**WORK INSTRUCTION**
Reproduce the following entries verbatim, each one complete.

**EXTRACTED INFORMATION**
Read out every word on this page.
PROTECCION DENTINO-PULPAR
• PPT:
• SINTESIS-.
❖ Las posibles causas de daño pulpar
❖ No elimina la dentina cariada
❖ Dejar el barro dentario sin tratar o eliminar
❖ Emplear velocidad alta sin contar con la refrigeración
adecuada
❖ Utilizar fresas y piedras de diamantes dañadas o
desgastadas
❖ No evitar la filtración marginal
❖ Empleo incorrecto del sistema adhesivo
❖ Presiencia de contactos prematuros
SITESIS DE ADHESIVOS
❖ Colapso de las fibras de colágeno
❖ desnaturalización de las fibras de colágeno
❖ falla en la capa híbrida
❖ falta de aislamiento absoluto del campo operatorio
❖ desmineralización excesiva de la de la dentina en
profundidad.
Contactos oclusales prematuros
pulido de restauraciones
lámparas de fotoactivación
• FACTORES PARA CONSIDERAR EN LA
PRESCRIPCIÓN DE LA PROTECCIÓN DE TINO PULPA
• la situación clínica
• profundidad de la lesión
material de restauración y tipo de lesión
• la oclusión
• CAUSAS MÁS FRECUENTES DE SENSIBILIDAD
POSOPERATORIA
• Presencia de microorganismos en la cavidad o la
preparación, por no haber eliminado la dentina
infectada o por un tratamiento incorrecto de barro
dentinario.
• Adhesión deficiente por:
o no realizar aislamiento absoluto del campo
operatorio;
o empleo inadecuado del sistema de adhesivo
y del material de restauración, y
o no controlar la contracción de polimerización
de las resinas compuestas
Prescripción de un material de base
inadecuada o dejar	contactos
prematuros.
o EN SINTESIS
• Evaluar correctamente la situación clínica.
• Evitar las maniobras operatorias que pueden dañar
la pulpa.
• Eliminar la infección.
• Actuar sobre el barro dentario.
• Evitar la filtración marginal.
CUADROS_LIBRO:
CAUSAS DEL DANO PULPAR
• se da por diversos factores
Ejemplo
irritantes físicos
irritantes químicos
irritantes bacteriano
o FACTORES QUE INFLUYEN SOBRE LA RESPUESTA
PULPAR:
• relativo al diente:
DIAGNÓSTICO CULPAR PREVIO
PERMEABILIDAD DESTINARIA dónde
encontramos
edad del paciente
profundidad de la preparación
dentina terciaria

**RESULT FOR THIS TASK**
Read out every word on this page.
PROTECCION DENTINO-PULPAR
• PPT:
• SINTESIS-.
❖ Las posibles causas de daño pulpar
❖ No elimina la dentina cariada
❖ Dejar el barro dentario sin tratar o eliminar
❖ Emplear velocidad alta sin contar con la refrigeración
adecuada
❖ Utilizar fresas y piedras de diamantes dañadas o
desgastadas
❖ No evitar la filtración marginal
❖ Empleo incorrecto del sistema adhesivo
❖ Presiencia de contactos prematuros
SITESIS DE ADHESIVOS
❖ Colapso de las fibras de colágeno
❖ desnaturalización de las fibras de colágeno
❖ falla en la capa híbrida
❖ falta de aislamiento absoluto del campo operatorio
❖ desmineralización excesiva de la de la dentina en
profundidad.
Contactos oclusales prematuros
pulido de restauraciones
lámparas de fotoactivación
• FACTORES PARA CONSIDERAR EN LA
PRESCRIPCIÓN DE LA PROTECCIÓN DE TINO PULPA
• la situación clínica
• profundidad de la lesión
material de restauración y tipo de lesión
• la oclusión
• CAUSAS MÁS FRECUENTES DE SENSIBILIDAD
POSOPERATORIA
• Presencia de microorganismos en la cavidad o la
preparación, por no haber eliminado la dentina
infectada o por un tratamiento incorrecto de barro
dentinario.
• Adhesión deficiente por:
o no realizar aislamiento absoluto del campo
operatorio;
o empleo inadecuado del sistema de adhesivo
y del material de restauración, y
o no controlar la contracción de polimerización
de las resinas compuestas
Prescripción de un material de base
inadecuada o dejar	contactos
prematuros.
o EN SINTESIS
• Evaluar correctamente la situación clínica.
• Evitar las maniobras operatorias que pueden dañar
la pulpa.
• Eliminar la infección.
• Actuar sobre el barro dentario.
• Evitar la filtración marginal.
CUADROS_LIBRO:
CAUSAS DEL DANO PULPAR
• se da por diversos factores
Ejemplo
irritantes físicos
irritantes químicos
irritantes bacteriano
o FACTORES QUE INFLUYEN SOBRE LA RESPUESTA
PULPAR:
• relativo al diente:
DIAGNÓSTICO CULPAR PREVIO
PERMEABILIDAD DESTINARIA dónde
encontramos
edad del paciente
profundidad de la preparación
dentina terciaria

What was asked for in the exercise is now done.